EXERCISE AIM:
The answer is one number: how many lines in the data below hold "nerve".

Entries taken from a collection
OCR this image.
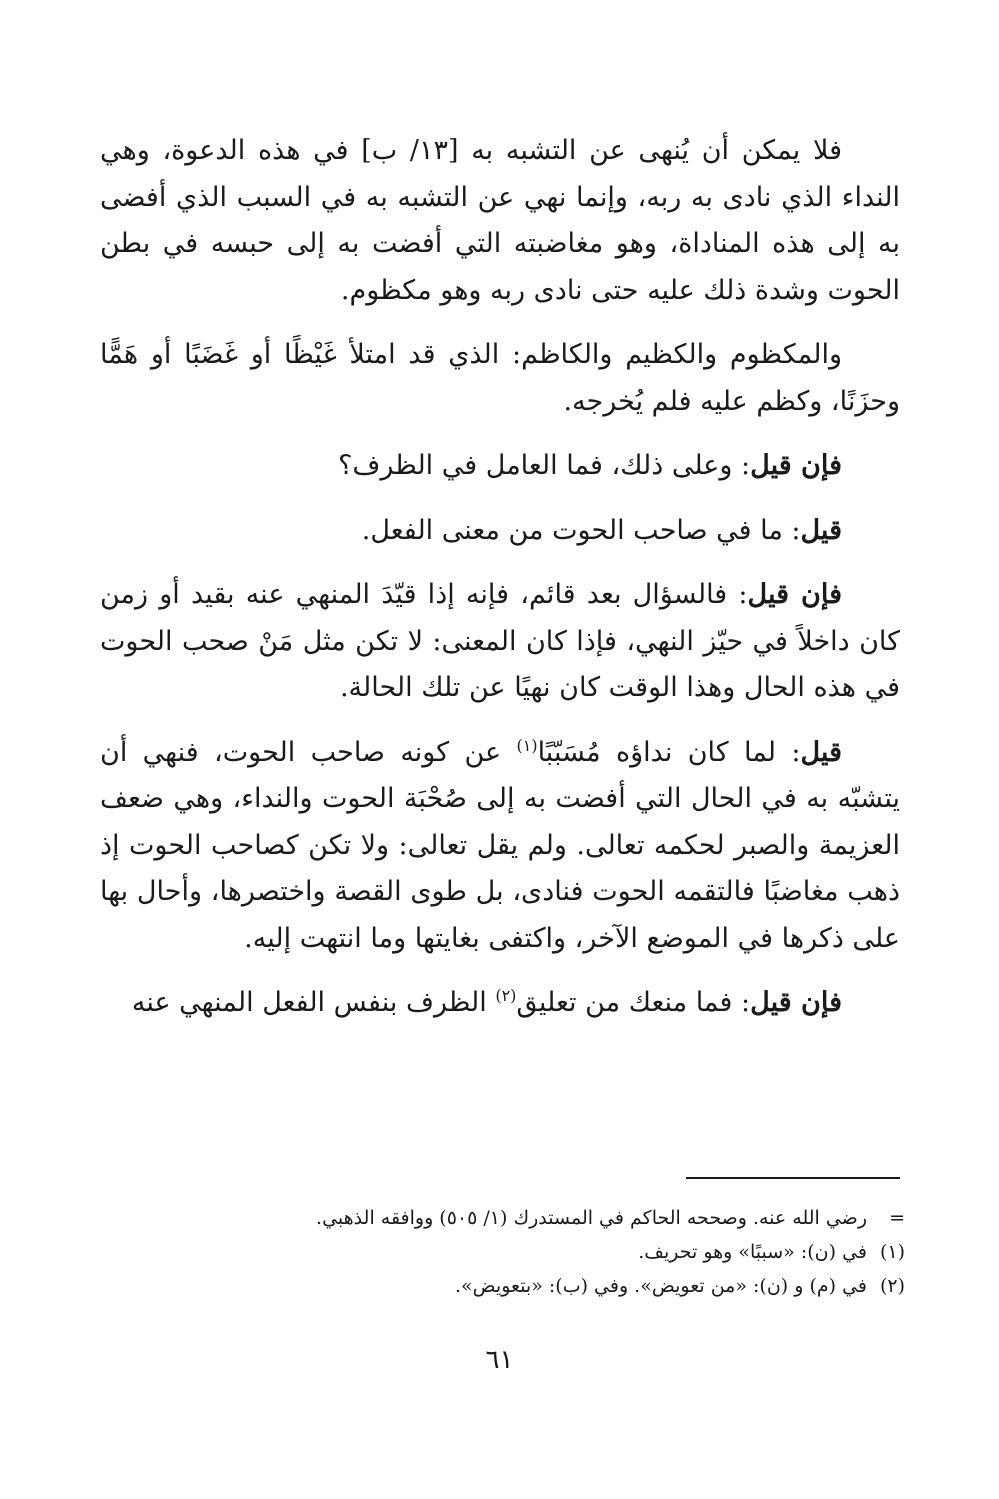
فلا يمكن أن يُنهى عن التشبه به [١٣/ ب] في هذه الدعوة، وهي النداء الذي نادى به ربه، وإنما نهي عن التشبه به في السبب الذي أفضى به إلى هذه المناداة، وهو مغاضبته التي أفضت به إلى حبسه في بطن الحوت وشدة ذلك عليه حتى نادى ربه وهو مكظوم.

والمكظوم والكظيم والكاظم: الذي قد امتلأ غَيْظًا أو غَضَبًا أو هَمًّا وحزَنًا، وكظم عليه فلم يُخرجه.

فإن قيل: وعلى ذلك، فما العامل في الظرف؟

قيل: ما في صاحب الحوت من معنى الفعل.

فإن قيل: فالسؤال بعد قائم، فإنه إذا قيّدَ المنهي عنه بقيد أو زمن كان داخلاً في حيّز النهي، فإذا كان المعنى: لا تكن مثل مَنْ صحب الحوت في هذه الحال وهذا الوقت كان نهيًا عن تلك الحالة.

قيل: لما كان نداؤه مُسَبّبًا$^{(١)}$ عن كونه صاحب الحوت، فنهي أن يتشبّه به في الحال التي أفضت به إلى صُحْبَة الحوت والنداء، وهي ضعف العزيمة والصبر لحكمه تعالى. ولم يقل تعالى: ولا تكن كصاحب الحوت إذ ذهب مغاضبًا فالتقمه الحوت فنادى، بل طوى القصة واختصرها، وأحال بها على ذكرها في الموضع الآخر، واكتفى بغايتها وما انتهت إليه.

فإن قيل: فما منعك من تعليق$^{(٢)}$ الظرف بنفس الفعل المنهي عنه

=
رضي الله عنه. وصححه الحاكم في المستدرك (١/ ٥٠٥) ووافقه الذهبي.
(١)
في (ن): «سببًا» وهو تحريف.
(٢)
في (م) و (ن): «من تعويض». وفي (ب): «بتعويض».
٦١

...

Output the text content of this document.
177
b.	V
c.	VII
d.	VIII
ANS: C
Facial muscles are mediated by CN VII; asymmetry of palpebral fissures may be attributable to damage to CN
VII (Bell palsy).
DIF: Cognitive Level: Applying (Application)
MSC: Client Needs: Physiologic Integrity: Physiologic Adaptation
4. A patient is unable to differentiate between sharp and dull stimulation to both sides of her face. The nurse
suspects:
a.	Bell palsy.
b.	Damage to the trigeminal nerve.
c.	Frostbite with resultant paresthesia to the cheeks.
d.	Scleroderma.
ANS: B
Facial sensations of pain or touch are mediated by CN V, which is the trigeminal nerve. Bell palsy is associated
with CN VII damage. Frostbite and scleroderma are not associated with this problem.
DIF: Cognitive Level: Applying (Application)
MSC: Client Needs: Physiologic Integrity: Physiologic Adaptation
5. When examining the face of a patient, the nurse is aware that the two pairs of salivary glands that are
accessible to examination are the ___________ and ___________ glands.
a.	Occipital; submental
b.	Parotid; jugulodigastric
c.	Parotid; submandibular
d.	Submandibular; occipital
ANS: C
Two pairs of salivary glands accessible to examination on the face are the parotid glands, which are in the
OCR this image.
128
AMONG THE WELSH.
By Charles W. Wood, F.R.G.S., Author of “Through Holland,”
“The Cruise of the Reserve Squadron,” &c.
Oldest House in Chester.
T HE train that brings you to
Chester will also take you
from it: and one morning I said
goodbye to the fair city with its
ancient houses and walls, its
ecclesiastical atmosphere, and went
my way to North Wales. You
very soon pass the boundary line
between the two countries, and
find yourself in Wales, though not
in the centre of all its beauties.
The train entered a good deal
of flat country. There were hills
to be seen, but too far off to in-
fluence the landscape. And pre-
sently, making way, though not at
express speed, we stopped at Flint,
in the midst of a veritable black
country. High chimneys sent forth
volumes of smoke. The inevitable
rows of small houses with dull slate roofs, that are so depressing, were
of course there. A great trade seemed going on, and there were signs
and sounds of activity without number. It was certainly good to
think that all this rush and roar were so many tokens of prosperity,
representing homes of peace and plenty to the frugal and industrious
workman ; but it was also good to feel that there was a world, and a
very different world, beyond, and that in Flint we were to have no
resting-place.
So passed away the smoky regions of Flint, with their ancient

==

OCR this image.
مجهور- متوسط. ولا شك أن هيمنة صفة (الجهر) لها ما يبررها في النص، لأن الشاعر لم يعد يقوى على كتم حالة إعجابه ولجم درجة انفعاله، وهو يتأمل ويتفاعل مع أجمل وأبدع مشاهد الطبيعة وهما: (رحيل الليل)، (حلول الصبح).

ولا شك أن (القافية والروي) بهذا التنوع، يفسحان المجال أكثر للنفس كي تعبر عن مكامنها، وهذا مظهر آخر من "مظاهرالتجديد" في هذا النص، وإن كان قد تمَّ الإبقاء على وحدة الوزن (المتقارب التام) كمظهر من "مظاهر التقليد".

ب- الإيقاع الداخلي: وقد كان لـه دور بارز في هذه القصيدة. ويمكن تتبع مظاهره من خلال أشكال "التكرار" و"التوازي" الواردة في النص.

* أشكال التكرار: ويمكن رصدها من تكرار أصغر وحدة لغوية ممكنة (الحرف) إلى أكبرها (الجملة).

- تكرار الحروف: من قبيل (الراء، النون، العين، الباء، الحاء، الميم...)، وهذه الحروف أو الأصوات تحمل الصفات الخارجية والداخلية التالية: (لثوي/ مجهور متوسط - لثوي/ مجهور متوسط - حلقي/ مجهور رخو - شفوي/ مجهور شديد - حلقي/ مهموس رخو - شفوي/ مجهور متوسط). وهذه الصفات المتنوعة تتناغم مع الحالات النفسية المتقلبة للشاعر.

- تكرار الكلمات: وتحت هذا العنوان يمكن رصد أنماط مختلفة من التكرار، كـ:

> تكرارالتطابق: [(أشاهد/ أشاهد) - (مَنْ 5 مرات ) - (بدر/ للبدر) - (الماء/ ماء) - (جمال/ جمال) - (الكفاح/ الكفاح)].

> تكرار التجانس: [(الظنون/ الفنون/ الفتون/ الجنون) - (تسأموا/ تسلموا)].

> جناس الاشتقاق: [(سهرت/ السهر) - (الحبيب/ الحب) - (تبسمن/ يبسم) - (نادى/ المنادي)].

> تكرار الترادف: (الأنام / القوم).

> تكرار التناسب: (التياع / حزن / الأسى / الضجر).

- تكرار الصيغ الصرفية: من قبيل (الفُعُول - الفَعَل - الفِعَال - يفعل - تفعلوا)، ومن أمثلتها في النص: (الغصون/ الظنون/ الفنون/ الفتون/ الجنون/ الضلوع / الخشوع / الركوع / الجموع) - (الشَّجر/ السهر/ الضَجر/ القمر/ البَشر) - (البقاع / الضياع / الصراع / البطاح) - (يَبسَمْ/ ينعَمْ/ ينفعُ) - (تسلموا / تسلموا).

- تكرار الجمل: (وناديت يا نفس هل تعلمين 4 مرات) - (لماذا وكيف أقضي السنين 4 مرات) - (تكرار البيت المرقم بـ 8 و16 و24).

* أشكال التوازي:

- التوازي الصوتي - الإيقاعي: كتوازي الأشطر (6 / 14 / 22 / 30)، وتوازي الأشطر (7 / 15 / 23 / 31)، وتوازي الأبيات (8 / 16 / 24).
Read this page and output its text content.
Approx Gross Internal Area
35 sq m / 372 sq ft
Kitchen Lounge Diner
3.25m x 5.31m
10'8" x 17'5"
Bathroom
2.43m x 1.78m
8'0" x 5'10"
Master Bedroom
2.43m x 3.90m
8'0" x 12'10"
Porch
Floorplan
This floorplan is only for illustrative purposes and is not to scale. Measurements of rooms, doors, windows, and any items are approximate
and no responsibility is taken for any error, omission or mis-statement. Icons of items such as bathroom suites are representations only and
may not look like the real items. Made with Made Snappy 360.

EXERCISE SOLUTION:
2